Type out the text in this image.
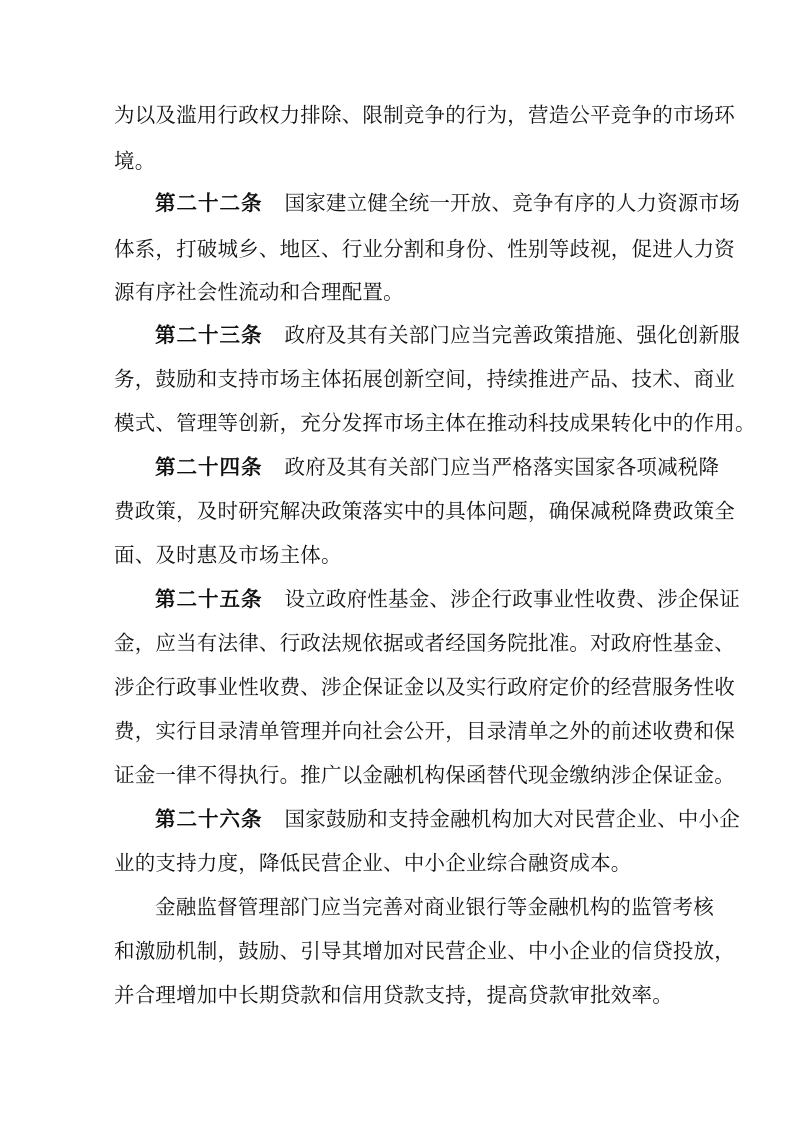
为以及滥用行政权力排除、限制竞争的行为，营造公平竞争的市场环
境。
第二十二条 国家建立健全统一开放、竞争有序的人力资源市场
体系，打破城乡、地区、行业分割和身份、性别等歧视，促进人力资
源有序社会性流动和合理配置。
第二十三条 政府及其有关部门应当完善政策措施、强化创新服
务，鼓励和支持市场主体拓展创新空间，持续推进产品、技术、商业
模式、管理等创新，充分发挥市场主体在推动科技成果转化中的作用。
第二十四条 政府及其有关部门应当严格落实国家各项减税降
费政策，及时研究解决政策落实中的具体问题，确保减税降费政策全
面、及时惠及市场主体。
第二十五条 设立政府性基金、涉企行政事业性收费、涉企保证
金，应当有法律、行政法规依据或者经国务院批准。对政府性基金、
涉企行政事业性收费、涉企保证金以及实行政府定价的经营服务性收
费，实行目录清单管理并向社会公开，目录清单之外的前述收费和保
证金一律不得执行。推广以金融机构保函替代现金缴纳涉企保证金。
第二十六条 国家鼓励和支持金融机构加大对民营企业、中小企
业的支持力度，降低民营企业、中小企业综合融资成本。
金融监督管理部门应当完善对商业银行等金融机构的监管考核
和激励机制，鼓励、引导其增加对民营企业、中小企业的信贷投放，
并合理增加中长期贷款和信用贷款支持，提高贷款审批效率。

════════════════

= OBJECTIVE =
The material above holds pictures; copy everything else in it exactly.

= THE REPLY =
Type out the text in this image.
为以及滥用行政权力排除、限制竞争的行为，营造公平竞争的市场环
境。
第二十二条 国家建立健全统一开放、竞争有序的人力资源市场
体系，打破城乡、地区、行业分割和身份、性别等歧视，促进人力资
源有序社会性流动和合理配置。
第二十三条 政府及其有关部门应当完善政策措施、强化创新服
务，鼓励和支持市场主体拓展创新空间，持续推进产品、技术、商业
模式、管理等创新，充分发挥市场主体在推动科技成果转化中的作用。
第二十四条 政府及其有关部门应当严格落实国家各项减税降
费政策，及时研究解决政策落实中的具体问题，确保减税降费政策全
面、及时惠及市场主体。
第二十五条 设立政府性基金、涉企行政事业性收费、涉企保证
金，应当有法律、行政法规依据或者经国务院批准。对政府性基金、
涉企行政事业性收费、涉企保证金以及实行政府定价的经营服务性收
费，实行目录清单管理并向社会公开，目录清单之外的前述收费和保
证金一律不得执行。推广以金融机构保函替代现金缴纳涉企保证金。
第二十六条 国家鼓励和支持金融机构加大对民营企业、中小企
业的支持力度，降低民营企业、中小企业综合融资成本。
金融监督管理部门应当完善对商业银行等金融机构的监管考核
和激励机制，鼓励、引导其增加对民营企业、中小企业的信贷投放，
并合理增加中长期贷款和信用贷款支持，提高贷款审批效率。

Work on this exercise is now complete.